### Task description:
All material below is to be reproduced exactly.

### Source data:
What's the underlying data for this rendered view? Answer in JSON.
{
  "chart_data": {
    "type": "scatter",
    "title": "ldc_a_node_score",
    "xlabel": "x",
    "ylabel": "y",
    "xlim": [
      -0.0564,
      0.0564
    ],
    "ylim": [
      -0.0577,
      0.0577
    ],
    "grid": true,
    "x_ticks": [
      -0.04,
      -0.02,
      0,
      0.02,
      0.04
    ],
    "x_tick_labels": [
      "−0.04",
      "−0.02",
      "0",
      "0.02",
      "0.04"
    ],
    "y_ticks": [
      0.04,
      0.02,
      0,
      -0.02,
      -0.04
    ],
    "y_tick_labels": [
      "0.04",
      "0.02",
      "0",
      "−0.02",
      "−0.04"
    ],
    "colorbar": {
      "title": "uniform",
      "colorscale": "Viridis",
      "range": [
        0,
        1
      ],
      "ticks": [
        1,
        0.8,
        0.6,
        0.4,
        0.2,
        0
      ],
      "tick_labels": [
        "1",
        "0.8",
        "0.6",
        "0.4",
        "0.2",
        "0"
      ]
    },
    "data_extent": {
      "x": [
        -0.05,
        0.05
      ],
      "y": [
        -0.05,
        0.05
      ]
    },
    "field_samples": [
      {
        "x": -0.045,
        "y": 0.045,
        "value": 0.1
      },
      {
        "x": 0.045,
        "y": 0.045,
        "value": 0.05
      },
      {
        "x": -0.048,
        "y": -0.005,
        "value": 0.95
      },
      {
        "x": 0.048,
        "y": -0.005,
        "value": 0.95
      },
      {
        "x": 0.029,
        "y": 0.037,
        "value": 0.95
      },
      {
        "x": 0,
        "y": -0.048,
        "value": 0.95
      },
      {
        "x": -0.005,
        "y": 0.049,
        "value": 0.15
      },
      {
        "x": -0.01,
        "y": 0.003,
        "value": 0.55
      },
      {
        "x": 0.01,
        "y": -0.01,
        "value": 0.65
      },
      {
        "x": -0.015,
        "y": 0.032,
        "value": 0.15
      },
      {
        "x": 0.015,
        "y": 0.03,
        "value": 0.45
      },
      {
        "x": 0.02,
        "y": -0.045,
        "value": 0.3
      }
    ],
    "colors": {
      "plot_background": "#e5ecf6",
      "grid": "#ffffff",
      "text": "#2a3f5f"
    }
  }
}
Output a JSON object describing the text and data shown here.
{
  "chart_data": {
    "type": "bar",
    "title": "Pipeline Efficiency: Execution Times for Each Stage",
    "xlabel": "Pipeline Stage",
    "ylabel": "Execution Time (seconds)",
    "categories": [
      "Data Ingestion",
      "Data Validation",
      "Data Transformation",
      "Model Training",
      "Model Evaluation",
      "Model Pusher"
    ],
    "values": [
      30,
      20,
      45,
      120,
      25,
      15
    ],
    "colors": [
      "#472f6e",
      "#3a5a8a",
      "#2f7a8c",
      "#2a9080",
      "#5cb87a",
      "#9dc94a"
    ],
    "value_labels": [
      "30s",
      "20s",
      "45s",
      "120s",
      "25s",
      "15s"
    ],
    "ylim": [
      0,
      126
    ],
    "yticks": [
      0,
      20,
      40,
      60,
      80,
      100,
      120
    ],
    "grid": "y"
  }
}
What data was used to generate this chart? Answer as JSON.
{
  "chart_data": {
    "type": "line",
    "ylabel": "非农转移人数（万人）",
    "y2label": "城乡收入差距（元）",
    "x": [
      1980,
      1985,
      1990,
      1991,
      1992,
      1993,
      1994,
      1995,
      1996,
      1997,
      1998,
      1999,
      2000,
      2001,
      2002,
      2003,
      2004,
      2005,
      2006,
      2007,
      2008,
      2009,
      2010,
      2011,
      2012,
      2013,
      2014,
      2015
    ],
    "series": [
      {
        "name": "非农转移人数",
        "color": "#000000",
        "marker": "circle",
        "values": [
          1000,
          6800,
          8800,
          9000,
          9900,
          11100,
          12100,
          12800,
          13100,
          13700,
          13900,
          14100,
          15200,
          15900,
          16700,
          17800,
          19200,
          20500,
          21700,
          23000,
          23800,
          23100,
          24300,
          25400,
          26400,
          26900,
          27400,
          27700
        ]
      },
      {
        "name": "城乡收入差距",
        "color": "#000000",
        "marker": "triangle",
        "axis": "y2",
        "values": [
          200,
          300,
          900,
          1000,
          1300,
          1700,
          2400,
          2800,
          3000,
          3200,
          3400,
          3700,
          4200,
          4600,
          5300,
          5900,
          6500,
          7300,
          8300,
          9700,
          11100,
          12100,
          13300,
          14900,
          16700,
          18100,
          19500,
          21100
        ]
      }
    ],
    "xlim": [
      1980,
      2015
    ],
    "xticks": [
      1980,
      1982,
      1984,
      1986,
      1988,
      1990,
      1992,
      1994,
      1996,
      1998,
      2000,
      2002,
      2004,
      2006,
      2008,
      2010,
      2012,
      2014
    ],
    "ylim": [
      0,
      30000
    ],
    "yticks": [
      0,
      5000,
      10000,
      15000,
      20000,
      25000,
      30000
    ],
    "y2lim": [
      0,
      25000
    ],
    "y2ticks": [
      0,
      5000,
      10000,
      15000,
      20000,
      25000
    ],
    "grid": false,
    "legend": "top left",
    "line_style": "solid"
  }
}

### Exercise answer:
What's the underlying data for this rendered view? Answer in JSON.
{
  "chart_data": {
    "type": "scatter",
    "title": "ldc_a_node_score",
    "xlabel": "x",
    "ylabel": "y",
    "xlim": [
      -0.0564,
      0.0564
    ],
    "ylim": [
      -0.0577,
      0.0577
    ],
    "grid": true,
    "x_ticks": [
      -0.04,
      -0.02,
      0,
      0.02,
      0.04
    ],
    "x_tick_labels": [
      "−0.04",
      "−0.02",
      "0",
      "0.02",
      "0.04"
    ],
    "y_ticks": [
      0.04,
      0.02,
      0,
      -0.02,
      -0.04
    ],
    "y_tick_labels": [
      "0.04",
      "0.02",
      "0",
      "−0.02",
      "−0.04"
    ],
    "colorbar": {
      "title": "uniform",
      "colorscale": "Viridis",
      "range": [
        0,
        1
      ],
      "ticks": [
        1,
        0.8,
        0.6,
        0.4,
        0.2,
        0
      ],
      "tick_labels": [
        "1",
        "0.8",
        "0.6",
        "0.4",
        "0.2",
        "0"
      ]
    },
    "data_extent": {
      "x": [
        -0.05,
        0.05
      ],
      "y": [
        -0.05,
        0.05
      ]
    },
    "field_samples": [
      {
        "x": -0.045,
        "y": 0.045,
        "value": 0.1
      },
      {
        "x": 0.045,
        "y": 0.045,
        "value": 0.05
      },
      {
        "x": -0.048,
        "y": -0.005,
        "value": 0.95
      },
      {
        "x": 0.048,
        "y": -0.005,
        "value": 0.95
      },
      {
        "x": 0.029,
        "y": 0.037,
        "value": 0.95
      },
      {
        "x": 0,
        "y": -0.048,
        "value": 0.95
      },
      {
        "x": -0.005,
        "y": 0.049,
        "value": 0.15
      },
      {
        "x": -0.01,
        "y": 0.003,
        "value": 0.55
      },
      {
        "x": 0.01,
        "y": -0.01,
        "value": 0.65
      },
      {
        "x": -0.015,
        "y": 0.032,
        "value": 0.15
      },
      {
        "x": 0.015,
        "y": 0.03,
        "value": 0.45
      },
      {
        "x": 0.02,
        "y": -0.045,
        "value": 0.3
      }
    ],
    "colors": {
      "plot_background": "#e5ecf6",
      "grid": "#ffffff",
      "text": "#2a3f5f"
    }
  }
}
Output a JSON object describing the text and data shown here.
{
  "chart_data": {
    "type": "bar",
    "title": "Pipeline Efficiency: Execution Times for Each Stage",
    "xlabel": "Pipeline Stage",
    "ylabel": "Execution Time (seconds)",
    "categories": [
      "Data Ingestion",
      "Data Validation",
      "Data Transformation",
      "Model Training",
      "Model Evaluation",
      "Model Pusher"
    ],
    "values": [
      30,
      20,
      45,
      120,
      25,
      15
    ],
    "colors": [
      "#472f6e",
      "#3a5a8a",
      "#2f7a8c",
      "#2a9080",
      "#5cb87a",
      "#9dc94a"
    ],
    "value_labels": [
      "30s",
      "20s",
      "45s",
      "120s",
      "25s",
      "15s"
    ],
    "ylim": [
      0,
      126
    ],
    "yticks": [
      0,
      20,
      40,
      60,
      80,
      100,
      120
    ],
    "grid": "y"
  }
}
What data was used to generate this chart? Answer as JSON.
{
  "chart_data": {
    "type": "line",
    "ylabel": "非农转移人数（万人）",
    "y2label": "城乡收入差距（元）",
    "x": [
      1980,
      1985,
      1990,
      1991,
      1992,
      1993,
      1994,
      1995,
      1996,
      1997,
      1998,
      1999,
      2000,
      2001,
      2002,
      2003,
      2004,
      2005,
      2006,
      2007,
      2008,
      2009,
      2010,
      2011,
      2012,
      2013,
      2014,
      2015
    ],
    "series": [
      {
        "name": "非农转移人数",
        "color": "#000000",
        "marker": "circle",
        "values": [
          1000,
          6800,
          8800,
          9000,
          9900,
          11100,
          12100,
          12800,
          13100,
          13700,
          13900,
          14100,
          15200,
          15900,
          16700,
          17800,
          19200,
          20500,
          21700,
          23000,
          23800,
          23100,
          24300,
          25400,
          26400,
          26900,
          27400,
          27700
        ]
      },
      {
        "name": "城乡收入差距",
        "color": "#000000",
        "marker": "triangle",
        "axis": "y2",
        "values": [
          200,
          300,
          900,
          1000,
          1300,
          1700,
          2400,
          2800,
          3000,
          3200,
          3400,
          3700,
          4200,
          4600,
          5300,
          5900,
          6500,
          7300,
          8300,
          9700,
          11100,
          12100,
          13300,
          14900,
          16700,
          18100,
          19500,
          21100
        ]
      }
    ],
    "xlim": [
      1980,
      2015
    ],
    "xticks": [
      1980,
      1982,
      1984,
      1986,
      1988,
      1990,
      1992,
      1994,
      1996,
      1998,
      2000,
      2002,
      2004,
      2006,
      2008,
      2010,
      2012,
      2014
    ],
    "ylim": [
      0,
      30000
    ],
    "yticks": [
      0,
      5000,
      10000,
      15000,
      20000,
      25000,
      30000
    ],
    "y2lim": [
      0,
      25000
    ],
    "y2ticks": [
      0,
      5000,
      10000,
      15000,
      20000,
      25000
    ],
    "grid": false,
    "legend": "top left",
    "line_style": "solid"
  }
}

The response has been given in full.